═════ Material to process

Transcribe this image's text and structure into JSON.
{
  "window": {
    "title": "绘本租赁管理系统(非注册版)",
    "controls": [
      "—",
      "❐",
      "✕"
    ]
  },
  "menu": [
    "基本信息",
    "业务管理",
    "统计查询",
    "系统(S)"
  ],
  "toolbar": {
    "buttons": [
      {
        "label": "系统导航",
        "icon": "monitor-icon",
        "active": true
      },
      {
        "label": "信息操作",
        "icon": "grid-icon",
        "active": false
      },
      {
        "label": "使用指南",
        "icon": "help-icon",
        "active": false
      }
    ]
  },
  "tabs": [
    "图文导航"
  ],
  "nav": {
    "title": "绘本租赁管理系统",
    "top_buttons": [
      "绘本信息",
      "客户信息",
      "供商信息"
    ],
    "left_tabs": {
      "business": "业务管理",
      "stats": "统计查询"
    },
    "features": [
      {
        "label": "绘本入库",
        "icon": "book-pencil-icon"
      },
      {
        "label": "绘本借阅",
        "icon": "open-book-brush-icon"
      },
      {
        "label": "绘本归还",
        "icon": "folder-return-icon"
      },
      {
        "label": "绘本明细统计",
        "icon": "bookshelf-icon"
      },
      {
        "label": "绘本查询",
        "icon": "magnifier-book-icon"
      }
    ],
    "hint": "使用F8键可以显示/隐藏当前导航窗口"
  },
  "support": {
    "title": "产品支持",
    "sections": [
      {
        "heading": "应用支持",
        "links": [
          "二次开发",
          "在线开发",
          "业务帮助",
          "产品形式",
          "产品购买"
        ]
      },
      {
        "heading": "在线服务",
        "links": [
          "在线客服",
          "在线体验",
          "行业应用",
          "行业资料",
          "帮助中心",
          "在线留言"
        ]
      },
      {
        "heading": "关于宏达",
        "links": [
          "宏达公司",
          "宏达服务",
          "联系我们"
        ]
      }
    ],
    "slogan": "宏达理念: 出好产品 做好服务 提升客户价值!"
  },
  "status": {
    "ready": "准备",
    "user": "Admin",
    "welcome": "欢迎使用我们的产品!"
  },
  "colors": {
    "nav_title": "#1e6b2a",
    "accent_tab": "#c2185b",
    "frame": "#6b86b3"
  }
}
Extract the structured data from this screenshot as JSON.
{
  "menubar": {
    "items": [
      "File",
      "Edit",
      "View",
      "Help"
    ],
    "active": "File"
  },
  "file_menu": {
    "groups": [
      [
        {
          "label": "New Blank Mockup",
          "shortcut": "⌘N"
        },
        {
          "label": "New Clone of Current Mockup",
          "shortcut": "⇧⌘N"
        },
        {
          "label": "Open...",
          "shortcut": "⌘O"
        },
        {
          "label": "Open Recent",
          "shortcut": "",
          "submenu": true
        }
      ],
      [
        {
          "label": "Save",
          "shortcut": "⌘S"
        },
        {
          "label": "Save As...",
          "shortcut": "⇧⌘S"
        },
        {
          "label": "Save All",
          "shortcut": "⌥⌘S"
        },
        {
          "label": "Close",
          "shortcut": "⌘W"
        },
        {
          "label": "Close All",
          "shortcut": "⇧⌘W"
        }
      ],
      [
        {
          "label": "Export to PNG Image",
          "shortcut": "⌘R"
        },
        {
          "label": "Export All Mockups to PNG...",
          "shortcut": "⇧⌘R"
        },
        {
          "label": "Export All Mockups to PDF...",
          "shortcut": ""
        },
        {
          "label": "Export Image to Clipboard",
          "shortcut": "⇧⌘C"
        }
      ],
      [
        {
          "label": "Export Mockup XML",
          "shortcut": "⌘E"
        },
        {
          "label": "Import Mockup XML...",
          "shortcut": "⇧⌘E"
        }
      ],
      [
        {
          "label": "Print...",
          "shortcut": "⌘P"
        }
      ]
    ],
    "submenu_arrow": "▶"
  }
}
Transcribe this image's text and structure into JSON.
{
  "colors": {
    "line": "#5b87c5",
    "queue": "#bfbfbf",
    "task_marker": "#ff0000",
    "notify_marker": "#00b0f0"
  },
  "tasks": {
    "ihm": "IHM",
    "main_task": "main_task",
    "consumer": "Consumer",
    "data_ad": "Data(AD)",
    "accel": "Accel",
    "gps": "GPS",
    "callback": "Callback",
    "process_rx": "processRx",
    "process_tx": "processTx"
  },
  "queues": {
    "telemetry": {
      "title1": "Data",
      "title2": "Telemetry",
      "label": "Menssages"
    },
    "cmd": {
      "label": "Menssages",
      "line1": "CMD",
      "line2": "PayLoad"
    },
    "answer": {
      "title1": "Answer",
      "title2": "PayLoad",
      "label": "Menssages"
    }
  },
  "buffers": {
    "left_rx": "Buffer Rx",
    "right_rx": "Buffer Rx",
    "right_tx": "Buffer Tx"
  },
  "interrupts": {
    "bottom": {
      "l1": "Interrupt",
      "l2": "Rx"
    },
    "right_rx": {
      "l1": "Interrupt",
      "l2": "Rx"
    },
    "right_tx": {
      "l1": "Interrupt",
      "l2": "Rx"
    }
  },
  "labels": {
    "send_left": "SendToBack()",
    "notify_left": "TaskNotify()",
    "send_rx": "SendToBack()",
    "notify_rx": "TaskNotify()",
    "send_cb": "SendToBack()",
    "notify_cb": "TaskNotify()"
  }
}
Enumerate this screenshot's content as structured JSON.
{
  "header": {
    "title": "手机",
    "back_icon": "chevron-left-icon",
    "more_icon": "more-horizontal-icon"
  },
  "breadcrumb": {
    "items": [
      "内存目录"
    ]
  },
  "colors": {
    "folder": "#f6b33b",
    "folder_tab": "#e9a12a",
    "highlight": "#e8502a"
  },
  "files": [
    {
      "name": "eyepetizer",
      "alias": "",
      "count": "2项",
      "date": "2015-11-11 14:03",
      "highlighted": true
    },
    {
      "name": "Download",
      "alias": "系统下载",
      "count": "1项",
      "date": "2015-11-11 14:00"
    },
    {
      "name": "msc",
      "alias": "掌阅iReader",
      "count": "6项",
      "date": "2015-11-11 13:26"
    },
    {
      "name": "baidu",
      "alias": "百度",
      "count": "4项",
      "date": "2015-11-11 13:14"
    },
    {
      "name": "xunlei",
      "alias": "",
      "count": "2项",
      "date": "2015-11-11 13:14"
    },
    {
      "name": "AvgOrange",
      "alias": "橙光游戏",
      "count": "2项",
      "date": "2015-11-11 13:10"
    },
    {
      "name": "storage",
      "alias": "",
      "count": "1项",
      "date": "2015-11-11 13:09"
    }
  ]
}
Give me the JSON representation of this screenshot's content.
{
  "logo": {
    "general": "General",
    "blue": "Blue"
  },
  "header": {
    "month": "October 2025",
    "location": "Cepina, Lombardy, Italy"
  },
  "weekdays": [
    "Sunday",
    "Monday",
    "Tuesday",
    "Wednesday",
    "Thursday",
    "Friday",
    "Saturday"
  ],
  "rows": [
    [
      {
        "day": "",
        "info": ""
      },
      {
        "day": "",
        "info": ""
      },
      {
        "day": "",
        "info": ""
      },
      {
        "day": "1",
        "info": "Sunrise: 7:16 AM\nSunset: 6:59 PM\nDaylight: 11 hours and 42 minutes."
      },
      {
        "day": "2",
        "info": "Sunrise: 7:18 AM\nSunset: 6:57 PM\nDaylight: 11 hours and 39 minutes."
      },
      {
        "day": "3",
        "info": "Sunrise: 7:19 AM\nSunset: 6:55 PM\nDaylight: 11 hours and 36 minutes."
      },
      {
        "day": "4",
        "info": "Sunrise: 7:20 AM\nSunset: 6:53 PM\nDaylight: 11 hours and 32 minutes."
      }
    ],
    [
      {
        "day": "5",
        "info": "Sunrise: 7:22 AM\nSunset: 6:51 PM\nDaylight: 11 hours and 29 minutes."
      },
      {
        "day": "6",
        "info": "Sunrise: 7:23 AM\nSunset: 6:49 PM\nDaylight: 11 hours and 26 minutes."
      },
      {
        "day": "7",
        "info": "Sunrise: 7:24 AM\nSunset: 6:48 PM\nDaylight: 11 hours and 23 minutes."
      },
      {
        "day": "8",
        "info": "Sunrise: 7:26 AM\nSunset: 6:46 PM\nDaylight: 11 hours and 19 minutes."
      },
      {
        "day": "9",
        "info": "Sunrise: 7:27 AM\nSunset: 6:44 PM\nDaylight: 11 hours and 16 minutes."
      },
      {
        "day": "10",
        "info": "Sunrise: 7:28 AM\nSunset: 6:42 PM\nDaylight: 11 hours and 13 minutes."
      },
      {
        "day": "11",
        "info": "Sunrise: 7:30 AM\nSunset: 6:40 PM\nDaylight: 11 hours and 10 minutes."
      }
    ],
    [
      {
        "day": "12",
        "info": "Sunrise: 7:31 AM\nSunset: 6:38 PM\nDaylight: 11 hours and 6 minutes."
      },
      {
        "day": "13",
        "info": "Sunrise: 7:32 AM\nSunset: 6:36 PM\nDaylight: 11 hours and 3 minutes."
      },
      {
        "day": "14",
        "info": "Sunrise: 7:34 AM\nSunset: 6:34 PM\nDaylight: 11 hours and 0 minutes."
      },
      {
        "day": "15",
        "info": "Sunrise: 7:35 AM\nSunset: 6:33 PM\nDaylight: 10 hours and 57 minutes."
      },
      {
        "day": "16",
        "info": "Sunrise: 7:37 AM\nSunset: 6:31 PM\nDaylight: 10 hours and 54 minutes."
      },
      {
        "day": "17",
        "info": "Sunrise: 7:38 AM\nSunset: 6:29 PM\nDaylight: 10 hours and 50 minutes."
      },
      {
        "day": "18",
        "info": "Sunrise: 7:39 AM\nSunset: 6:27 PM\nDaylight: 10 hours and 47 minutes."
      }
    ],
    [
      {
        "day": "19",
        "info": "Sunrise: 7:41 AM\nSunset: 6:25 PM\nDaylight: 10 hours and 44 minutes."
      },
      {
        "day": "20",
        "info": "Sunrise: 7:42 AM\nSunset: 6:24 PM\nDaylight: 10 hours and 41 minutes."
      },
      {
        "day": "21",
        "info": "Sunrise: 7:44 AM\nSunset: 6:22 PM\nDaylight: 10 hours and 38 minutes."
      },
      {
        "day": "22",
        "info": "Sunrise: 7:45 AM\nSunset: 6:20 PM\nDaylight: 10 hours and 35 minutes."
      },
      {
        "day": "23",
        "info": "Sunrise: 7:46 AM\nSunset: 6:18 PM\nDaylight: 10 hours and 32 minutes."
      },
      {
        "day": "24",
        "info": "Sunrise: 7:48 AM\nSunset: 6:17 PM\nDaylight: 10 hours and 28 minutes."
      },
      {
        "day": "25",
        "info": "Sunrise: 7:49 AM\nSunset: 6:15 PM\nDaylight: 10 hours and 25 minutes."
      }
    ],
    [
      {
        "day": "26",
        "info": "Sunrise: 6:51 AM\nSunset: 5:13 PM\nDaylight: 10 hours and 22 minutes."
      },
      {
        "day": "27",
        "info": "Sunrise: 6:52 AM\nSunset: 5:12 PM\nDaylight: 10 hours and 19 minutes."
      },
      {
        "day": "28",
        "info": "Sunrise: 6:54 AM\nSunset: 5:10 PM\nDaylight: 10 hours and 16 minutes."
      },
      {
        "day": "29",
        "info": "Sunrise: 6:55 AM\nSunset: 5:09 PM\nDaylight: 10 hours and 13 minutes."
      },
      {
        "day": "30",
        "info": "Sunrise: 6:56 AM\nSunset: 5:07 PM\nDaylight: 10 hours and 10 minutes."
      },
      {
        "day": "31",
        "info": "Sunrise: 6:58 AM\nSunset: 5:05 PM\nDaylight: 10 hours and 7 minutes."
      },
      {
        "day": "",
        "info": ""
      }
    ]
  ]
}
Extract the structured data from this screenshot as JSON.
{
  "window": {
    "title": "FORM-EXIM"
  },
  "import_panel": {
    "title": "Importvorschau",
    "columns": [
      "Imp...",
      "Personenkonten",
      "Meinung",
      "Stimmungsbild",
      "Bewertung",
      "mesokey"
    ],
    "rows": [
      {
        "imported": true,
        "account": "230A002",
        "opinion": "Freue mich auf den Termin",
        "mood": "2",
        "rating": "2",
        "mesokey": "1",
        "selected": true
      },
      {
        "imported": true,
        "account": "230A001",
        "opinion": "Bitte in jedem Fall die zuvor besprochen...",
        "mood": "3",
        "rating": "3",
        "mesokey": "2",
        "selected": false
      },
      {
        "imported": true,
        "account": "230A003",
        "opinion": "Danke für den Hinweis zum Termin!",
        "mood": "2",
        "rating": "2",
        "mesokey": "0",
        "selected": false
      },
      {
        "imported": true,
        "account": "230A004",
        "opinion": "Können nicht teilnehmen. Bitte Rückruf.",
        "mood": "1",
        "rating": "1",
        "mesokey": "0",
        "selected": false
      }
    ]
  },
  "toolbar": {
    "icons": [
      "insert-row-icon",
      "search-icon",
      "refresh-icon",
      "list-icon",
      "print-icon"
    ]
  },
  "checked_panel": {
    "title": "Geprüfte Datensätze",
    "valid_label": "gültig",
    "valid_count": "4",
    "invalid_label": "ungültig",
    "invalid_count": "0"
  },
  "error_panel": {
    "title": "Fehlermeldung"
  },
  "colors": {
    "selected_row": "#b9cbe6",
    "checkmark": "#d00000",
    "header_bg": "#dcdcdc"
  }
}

══════════

▶ _Problem description_: Every line that holds the word "Bitte" counts once; state the total number of such lines and nothing else.

▶ _Correct output_: 2